« On reviendra à une police de proximité»

Ingrid Merckx  • 21 janvier 2010 abonné·es

« Le rugby n’est pas la mission première de la police ! » C’est ce que l’équipe de Jean-Pierre Havrin, chef de la police de Toulouse, s’est pris dans la figure en 2003 après une visite de Nicolas Sarkozy, alors ministre de l’Intérieur. L’équipe toulousaine avait cité ce match de rugby organisé avec des jeunes comme un symbole de réussite : qui dit match dit dialogue. Nicolas Sarkozy, en pleine campagne de tolérance zéro, s’en était servi pour affirmer qu’elle ne faisait pas bien son travail, mauvais chiffres sur la délinquance à l’appui. Écarté de son poste, Jean-Pierre Havrin a rejoint la Fédération sportive de la police française. En 2007, retraité, ce pionnier de la police de proximité a été sollicité par Pierre Cohen (PS) en campagne pour les municipales. Il est aujourd’hui adjoint à la sécurité à la mairie de Toulouse.

Politis : De quelle police avons-nous besoin ?

Jean-Pierre Havrin : Il y a deux formes de police : une police au service de la population et du citoyen, et une police au service de l’État et du pouvoir. C’est cette dernière que nous avons aujourd’hui. Toutes ses missions sont orientées vers ce qui peut satisfaire le préfet et donner de bonnes statistiques. Ce qui ne donne pas une bonne police. Une bonne police est une police humaniste qui cherche à rendre service à la population et à améliorer les conditions de vie des personnes grâce à des commissariats présents dans chaque quartier, et qui se préoccupe du quotidien des habitants loin de la pression des chiffres. Le seul critère pour évaluer cette police doit être le taux de satisfaction de la population.

Données fournies »
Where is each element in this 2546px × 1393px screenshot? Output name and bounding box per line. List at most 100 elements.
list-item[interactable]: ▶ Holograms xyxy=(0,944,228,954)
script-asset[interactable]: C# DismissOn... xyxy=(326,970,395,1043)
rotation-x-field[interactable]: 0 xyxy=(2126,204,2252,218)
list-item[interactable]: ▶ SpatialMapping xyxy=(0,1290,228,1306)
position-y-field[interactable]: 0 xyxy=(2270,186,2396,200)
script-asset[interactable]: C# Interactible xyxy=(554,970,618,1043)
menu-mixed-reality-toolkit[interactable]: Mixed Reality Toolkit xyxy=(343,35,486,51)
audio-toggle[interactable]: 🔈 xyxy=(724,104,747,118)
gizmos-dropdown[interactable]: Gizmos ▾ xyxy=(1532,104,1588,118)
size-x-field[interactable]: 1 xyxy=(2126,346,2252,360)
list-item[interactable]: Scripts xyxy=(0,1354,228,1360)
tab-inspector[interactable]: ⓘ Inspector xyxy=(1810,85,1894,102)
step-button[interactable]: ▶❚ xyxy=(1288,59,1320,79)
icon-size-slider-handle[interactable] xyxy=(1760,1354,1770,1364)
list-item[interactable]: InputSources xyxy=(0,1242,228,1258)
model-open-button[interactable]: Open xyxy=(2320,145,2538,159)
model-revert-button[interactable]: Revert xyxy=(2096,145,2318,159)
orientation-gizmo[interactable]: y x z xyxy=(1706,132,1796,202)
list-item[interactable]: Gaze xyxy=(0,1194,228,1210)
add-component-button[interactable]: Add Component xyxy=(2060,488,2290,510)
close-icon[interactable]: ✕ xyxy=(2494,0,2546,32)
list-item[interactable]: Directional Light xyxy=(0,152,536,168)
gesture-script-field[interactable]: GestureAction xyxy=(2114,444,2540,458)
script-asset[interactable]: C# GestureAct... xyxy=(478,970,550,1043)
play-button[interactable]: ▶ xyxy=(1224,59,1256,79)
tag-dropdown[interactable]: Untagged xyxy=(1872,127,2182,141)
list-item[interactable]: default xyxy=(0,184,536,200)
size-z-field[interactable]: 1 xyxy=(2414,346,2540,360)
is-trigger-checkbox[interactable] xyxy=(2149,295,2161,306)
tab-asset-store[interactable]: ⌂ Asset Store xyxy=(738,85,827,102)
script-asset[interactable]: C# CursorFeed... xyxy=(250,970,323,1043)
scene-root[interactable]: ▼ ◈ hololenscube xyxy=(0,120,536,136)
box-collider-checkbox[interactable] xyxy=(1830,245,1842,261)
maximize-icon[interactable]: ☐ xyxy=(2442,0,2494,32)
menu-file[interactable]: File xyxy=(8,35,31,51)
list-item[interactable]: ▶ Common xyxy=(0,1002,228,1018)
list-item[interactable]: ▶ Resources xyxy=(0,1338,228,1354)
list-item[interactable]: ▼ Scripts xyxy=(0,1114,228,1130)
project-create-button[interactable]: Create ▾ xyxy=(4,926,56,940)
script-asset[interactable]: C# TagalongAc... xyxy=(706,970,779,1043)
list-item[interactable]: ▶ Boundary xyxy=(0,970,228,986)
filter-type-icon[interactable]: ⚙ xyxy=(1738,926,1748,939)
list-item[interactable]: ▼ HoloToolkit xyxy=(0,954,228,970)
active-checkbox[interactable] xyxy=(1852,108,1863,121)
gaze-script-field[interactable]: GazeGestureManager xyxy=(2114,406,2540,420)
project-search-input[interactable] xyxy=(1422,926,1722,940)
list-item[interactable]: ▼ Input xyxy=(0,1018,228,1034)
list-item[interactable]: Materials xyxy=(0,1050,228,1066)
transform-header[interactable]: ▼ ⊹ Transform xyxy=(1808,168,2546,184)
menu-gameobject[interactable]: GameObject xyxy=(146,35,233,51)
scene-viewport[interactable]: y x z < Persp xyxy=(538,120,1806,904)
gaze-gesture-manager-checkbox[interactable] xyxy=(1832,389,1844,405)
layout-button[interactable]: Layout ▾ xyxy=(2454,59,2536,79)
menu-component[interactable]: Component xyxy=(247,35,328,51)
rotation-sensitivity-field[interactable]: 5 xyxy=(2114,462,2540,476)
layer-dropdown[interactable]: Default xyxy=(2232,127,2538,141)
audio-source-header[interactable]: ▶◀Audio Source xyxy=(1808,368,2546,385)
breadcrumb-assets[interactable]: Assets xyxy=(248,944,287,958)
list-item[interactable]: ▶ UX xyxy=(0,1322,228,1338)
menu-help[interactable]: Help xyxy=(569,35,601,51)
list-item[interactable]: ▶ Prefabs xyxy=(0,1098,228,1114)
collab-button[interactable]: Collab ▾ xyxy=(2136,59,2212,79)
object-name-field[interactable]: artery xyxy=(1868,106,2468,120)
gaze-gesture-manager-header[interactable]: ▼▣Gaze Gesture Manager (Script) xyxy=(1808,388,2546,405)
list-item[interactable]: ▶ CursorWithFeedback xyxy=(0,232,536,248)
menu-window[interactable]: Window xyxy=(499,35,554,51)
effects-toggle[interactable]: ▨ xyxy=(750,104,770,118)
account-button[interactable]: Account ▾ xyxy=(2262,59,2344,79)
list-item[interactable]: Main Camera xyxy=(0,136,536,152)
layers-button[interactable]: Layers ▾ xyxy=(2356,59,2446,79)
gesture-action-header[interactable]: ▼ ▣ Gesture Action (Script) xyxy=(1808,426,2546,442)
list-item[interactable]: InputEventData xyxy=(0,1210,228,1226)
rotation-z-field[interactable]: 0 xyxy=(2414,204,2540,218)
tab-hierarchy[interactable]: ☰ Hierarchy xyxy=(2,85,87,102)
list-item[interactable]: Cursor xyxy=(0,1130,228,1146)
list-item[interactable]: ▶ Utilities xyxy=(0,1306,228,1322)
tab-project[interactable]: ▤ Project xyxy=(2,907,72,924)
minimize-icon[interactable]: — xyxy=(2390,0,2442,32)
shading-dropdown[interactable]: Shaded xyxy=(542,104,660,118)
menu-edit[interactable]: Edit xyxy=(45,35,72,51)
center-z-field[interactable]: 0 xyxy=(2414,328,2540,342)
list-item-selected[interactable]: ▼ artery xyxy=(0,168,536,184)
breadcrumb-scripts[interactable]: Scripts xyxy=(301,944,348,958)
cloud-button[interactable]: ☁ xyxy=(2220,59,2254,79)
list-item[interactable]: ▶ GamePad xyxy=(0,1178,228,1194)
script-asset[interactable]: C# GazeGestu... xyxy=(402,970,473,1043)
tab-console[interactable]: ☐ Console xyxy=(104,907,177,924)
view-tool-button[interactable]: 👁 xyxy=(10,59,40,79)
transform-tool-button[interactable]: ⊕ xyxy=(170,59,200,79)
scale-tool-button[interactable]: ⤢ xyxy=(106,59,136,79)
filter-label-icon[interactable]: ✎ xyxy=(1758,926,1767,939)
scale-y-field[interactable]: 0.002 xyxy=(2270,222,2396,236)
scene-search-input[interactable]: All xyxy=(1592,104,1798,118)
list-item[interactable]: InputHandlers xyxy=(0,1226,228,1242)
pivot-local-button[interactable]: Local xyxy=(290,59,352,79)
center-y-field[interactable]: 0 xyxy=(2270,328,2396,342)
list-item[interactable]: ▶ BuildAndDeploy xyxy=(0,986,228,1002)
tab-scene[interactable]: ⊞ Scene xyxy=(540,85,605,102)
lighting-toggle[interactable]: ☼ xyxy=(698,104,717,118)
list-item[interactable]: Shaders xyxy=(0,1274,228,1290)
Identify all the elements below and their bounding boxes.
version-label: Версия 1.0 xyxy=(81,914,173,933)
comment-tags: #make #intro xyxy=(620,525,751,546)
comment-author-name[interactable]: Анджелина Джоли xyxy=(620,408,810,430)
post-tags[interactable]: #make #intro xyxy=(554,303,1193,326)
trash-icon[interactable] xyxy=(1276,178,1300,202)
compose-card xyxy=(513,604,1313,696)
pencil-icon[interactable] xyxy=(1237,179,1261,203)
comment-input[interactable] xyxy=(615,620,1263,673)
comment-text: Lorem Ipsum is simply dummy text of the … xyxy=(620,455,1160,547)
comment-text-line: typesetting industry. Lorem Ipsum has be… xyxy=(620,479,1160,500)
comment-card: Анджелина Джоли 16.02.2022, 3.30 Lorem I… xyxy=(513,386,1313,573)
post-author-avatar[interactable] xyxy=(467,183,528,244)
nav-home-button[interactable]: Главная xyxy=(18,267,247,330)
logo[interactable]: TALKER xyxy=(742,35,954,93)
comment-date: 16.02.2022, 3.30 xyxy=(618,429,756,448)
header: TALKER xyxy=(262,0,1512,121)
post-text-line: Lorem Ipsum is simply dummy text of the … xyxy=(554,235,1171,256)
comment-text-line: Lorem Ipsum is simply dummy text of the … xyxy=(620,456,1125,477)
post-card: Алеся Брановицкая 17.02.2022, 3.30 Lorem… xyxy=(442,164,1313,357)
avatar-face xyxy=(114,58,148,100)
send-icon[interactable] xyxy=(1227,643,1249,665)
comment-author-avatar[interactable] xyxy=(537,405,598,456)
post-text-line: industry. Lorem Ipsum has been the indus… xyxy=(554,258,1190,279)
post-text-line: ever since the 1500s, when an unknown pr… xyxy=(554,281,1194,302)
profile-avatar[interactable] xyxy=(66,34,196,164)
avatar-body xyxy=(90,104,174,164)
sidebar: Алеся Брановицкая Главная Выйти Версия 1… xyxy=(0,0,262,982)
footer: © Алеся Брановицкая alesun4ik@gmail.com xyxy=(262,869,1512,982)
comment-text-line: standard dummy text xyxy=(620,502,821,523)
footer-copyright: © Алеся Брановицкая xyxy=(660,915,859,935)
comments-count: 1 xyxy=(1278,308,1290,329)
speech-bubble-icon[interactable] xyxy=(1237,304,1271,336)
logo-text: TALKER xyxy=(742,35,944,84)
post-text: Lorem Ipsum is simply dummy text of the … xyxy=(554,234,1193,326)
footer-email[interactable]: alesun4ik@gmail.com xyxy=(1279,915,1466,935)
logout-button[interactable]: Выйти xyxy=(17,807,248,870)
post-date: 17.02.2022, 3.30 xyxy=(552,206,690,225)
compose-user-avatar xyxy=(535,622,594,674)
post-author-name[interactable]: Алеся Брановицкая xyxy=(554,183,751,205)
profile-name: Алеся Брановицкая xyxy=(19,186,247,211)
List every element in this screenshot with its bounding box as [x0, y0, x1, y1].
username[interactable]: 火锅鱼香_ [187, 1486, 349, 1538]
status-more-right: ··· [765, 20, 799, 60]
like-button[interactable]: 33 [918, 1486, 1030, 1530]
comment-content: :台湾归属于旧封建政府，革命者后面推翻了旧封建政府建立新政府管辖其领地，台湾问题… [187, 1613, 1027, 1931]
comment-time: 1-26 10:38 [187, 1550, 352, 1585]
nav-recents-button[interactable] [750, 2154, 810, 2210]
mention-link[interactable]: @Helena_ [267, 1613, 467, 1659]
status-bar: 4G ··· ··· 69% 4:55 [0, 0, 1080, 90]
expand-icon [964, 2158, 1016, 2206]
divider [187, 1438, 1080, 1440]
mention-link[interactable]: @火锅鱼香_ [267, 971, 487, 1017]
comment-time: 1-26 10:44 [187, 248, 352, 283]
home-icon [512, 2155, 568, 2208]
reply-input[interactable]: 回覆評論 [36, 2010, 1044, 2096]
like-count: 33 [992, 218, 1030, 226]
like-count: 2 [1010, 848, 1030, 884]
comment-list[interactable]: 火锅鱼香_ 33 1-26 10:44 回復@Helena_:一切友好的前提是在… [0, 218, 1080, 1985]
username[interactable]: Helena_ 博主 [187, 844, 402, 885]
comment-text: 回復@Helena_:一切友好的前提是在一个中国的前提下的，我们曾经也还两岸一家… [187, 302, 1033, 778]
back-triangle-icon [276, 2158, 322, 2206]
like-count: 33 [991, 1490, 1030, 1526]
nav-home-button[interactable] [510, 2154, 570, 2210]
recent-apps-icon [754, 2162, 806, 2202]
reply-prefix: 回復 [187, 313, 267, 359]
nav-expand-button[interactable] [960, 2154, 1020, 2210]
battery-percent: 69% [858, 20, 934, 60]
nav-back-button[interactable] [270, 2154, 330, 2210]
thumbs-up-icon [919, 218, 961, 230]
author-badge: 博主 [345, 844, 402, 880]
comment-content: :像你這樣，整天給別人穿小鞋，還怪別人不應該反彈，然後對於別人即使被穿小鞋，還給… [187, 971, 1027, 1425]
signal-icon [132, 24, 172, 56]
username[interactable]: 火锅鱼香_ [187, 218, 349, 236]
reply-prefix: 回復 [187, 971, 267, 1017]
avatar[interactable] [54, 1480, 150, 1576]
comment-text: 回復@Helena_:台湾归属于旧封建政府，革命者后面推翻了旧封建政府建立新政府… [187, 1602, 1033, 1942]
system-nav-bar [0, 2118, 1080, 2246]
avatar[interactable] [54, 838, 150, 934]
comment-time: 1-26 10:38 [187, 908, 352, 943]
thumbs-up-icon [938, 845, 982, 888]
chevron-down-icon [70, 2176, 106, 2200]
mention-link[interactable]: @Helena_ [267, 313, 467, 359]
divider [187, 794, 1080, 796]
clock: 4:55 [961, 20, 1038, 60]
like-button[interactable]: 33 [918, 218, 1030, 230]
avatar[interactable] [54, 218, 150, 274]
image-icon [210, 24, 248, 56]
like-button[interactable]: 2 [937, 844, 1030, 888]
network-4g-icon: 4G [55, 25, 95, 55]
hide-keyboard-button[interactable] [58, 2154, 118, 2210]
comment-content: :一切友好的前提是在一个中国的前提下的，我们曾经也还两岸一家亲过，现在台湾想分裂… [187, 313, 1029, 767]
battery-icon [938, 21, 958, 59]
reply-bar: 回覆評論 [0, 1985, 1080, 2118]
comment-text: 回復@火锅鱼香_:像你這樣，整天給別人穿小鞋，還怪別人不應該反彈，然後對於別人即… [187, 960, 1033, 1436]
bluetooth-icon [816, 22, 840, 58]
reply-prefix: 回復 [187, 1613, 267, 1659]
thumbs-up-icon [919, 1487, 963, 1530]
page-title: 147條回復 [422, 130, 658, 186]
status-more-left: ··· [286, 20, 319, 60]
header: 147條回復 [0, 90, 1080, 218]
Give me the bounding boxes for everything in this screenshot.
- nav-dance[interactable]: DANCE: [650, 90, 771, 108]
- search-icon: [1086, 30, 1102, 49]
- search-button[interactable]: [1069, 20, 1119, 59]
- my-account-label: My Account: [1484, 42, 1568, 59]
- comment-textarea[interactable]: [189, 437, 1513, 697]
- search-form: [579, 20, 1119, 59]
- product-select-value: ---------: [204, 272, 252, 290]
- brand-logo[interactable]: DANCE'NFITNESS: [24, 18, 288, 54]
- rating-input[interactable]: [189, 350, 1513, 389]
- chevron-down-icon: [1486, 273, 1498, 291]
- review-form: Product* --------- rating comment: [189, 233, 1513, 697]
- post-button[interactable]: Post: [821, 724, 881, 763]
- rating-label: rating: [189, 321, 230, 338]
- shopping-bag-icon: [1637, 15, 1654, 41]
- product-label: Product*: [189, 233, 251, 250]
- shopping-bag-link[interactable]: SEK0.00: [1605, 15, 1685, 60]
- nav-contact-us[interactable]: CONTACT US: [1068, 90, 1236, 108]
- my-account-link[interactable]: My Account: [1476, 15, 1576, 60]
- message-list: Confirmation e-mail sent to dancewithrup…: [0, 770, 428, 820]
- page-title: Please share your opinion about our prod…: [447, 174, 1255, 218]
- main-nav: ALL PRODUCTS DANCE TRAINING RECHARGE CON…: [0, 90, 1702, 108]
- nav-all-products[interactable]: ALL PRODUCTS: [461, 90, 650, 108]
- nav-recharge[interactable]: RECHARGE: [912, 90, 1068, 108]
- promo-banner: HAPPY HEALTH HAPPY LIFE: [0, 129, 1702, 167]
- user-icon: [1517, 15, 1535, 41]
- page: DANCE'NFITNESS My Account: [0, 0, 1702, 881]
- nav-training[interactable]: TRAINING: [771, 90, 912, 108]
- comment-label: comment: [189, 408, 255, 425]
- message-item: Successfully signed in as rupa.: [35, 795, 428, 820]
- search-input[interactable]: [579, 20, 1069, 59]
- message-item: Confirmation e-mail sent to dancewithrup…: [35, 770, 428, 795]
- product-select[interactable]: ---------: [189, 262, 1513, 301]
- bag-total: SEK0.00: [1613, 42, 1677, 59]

Détails de l'exercice » Citez sans rien modifier le passage de l'extrait qui va de « Ingrid Merckx  • » jusqu'à « mairie de Toulouse. ». Les données proviennent d'une autre source que l'extrait.

Solution proposée »
Ingrid Merckx  • 21 janvier 2010 abonné·es

« Le rugby n’est pas la mission première de la police ! » C’est ce que l’équipe de Jean-Pierre Havrin, chef de la police de Toulouse, s’est pris dans la figure en 2003 après une visite de Nicolas Sarkozy, alors ministre de l’Intérieur. L’équipe toulousaine avait cité ce match de rugby organisé avec des jeunes comme un symbole de réussite : qui dit match dit dialogue. Nicolas Sarkozy, en pleine campagne de tolérance zéro, s’en était servi pour affirmer qu’elle ne faisait pas bien son travail, mauvais chiffres sur la délinquance à l’appui. Écarté de son poste, Jean-Pierre Havrin a rejoint la Fédération sportive de la police française. En 2007, retraité, ce pionnier de la police de proximité a été sollicité par Pierre Cohen (PS) en campagne pour les municipales. Il est aujourd’hui adjoint à la sécurité à la mairie de Toulouse.